Record extracts ::
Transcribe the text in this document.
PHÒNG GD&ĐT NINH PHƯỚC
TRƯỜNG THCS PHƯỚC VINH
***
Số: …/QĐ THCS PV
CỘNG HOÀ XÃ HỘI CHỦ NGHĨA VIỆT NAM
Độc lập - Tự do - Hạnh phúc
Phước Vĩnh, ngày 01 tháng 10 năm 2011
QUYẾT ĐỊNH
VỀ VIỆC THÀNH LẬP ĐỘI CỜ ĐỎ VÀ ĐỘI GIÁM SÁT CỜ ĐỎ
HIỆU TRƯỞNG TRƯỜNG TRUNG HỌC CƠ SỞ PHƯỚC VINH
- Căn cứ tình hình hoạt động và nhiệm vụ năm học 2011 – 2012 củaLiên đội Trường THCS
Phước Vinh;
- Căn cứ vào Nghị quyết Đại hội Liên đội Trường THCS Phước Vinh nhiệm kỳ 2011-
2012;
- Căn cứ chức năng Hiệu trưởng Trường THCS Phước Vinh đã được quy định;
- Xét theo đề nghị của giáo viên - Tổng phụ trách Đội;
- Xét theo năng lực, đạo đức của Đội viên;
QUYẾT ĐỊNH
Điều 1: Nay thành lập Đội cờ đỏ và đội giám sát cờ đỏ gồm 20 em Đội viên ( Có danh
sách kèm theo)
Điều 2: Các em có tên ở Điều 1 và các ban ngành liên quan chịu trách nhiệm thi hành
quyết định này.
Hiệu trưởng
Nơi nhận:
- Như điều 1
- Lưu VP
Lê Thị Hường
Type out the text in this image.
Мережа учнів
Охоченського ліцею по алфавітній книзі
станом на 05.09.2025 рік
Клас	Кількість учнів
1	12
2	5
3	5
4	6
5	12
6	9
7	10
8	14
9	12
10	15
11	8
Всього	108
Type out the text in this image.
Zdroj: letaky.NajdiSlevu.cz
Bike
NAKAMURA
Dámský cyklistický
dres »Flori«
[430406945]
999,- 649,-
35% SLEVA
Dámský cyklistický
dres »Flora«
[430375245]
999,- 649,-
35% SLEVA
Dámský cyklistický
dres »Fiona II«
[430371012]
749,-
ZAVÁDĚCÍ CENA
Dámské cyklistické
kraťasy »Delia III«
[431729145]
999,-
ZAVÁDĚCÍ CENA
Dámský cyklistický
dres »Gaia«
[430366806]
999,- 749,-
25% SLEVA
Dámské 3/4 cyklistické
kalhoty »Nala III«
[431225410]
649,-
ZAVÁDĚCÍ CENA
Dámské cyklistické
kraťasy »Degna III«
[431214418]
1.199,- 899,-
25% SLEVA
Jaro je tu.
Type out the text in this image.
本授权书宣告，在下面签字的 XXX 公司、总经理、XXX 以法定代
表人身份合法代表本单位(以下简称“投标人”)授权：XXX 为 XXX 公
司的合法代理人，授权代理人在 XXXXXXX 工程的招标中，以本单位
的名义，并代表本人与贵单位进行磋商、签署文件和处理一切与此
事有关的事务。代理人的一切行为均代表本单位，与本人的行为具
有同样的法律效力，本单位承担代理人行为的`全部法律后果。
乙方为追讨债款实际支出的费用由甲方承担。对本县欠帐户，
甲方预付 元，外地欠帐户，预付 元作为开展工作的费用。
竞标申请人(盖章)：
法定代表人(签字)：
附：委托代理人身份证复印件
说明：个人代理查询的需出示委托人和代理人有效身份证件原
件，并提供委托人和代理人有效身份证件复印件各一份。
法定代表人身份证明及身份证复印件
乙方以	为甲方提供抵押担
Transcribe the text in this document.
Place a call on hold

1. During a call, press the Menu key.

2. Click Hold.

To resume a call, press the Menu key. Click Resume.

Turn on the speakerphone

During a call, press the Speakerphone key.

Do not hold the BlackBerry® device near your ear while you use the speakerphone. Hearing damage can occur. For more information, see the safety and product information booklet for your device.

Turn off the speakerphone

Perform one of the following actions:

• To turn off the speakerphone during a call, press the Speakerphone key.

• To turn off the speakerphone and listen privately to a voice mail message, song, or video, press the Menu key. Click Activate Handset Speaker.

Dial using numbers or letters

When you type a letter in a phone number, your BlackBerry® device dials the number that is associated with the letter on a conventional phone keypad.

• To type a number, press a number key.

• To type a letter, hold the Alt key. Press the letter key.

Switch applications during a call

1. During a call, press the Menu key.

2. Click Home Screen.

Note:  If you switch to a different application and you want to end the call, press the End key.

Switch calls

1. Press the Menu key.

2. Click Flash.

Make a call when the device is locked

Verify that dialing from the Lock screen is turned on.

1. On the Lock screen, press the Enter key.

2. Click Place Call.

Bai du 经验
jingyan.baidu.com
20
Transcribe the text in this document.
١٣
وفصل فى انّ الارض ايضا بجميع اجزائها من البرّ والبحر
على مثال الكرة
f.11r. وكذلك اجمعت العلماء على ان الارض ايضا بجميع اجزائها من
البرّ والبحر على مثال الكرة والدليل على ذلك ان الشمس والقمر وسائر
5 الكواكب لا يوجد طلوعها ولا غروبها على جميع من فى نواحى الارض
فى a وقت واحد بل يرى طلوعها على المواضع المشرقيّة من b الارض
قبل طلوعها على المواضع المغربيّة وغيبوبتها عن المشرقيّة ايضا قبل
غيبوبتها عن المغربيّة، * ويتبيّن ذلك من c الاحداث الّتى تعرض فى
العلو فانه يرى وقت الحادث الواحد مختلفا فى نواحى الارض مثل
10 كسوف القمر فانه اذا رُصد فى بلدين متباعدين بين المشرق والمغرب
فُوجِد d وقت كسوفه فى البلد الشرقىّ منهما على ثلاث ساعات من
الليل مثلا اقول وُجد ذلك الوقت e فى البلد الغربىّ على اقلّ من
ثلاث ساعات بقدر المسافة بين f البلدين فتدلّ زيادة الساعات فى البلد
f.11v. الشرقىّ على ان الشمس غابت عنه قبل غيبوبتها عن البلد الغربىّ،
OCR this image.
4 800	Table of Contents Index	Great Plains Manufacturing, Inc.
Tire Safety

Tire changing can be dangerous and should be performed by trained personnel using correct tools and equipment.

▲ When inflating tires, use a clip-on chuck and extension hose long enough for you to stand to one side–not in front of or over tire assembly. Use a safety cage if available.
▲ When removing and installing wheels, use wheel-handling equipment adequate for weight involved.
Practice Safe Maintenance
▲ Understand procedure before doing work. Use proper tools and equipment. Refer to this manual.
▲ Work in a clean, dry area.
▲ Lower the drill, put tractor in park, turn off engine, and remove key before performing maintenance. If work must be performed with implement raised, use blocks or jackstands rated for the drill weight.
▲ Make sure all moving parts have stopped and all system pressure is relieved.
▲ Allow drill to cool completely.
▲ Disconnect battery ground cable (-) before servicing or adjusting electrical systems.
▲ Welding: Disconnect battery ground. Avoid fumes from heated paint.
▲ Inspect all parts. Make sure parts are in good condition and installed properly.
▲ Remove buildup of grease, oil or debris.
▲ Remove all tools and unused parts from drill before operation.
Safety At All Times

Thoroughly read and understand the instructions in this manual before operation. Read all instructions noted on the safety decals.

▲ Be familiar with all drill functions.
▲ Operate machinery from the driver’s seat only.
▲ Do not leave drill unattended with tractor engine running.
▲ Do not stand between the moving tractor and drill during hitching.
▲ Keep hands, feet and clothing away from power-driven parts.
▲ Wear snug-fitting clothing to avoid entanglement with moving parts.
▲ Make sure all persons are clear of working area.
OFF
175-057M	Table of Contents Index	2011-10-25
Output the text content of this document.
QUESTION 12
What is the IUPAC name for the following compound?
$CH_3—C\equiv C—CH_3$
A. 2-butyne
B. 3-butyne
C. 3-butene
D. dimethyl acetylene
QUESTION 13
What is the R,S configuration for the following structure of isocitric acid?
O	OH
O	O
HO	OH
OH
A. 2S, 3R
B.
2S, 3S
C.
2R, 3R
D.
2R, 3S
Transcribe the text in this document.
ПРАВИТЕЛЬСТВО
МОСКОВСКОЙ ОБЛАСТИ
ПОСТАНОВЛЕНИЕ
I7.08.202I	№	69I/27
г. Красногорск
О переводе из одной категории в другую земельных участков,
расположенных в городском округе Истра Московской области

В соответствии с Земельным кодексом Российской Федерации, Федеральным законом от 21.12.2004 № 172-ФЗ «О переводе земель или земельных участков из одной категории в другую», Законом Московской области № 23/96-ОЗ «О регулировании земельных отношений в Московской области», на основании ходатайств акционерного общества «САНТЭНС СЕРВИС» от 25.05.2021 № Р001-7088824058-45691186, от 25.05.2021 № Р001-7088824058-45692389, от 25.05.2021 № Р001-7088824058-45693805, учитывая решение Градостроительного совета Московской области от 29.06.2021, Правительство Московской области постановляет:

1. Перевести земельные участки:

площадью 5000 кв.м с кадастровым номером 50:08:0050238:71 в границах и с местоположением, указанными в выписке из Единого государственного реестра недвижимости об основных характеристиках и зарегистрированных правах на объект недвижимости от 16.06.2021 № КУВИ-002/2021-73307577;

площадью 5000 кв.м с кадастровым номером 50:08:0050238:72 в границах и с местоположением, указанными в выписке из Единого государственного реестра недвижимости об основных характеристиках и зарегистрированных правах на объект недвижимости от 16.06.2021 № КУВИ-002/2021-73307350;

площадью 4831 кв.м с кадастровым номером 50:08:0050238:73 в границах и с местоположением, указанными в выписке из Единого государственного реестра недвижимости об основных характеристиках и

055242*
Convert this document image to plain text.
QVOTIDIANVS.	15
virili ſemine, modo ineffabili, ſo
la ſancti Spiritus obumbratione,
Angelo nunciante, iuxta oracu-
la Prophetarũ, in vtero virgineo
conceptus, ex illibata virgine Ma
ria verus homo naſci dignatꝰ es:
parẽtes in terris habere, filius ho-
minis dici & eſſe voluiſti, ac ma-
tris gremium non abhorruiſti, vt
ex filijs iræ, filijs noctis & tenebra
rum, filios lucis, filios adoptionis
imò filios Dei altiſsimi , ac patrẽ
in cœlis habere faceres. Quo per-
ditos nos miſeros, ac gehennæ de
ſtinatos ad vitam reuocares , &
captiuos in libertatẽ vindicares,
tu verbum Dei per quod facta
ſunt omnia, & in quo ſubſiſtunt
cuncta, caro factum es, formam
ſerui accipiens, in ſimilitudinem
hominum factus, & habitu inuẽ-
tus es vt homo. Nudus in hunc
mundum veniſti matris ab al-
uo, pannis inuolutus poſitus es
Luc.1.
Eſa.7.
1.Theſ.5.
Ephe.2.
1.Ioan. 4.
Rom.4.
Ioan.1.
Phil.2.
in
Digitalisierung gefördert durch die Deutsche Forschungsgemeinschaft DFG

What you should do ::
All lines from the one containing "Convert this document image to plain text." through the end of the records, both ends included, are to be quoted exactly; please add nothing else.

Output for this exercise ::
Convert this document image to plain text.
QVOTIDIANVS.	15
virili ſemine, modo ineffabili, ſo
la ſancti Spiritus obumbratione,
Angelo nunciante, iuxta oracu-
la Prophetarũ, in vtero virgineo
conceptus, ex illibata virgine Ma
ria verus homo naſci dignatꝰ es:
parẽtes in terris habere, filius ho-
minis dici & eſſe voluiſti, ac ma-
tris gremium non abhorruiſti, vt
ex filijs iræ, filijs noctis & tenebra
rum, filios lucis, filios adoptionis
imò filios Dei altiſsimi , ac patrẽ
in cœlis habere faceres. Quo per-
ditos nos miſeros, ac gehennæ de
ſtinatos ad vitam reuocares , &
captiuos in libertatẽ vindicares,
tu verbum Dei per quod facta
ſunt omnia, & in quo ſubſiſtunt
cuncta, caro factum es, formam
ſerui accipiens, in ſimilitudinem
hominum factus, & habitu inuẽ-
tus es vt homo. Nudus in hunc
mundum veniſti matris ab al-
uo, pannis inuolutus poſitus es
Luc.1.
Eſa.7.
1.Theſ.5.
Ephe.2.
1.Ioan. 4.
Rom.4.
Ioan.1.
Phil.2.
in
Digitalisierung gefördert durch die Deutsche Forschungsgemeinschaft DFG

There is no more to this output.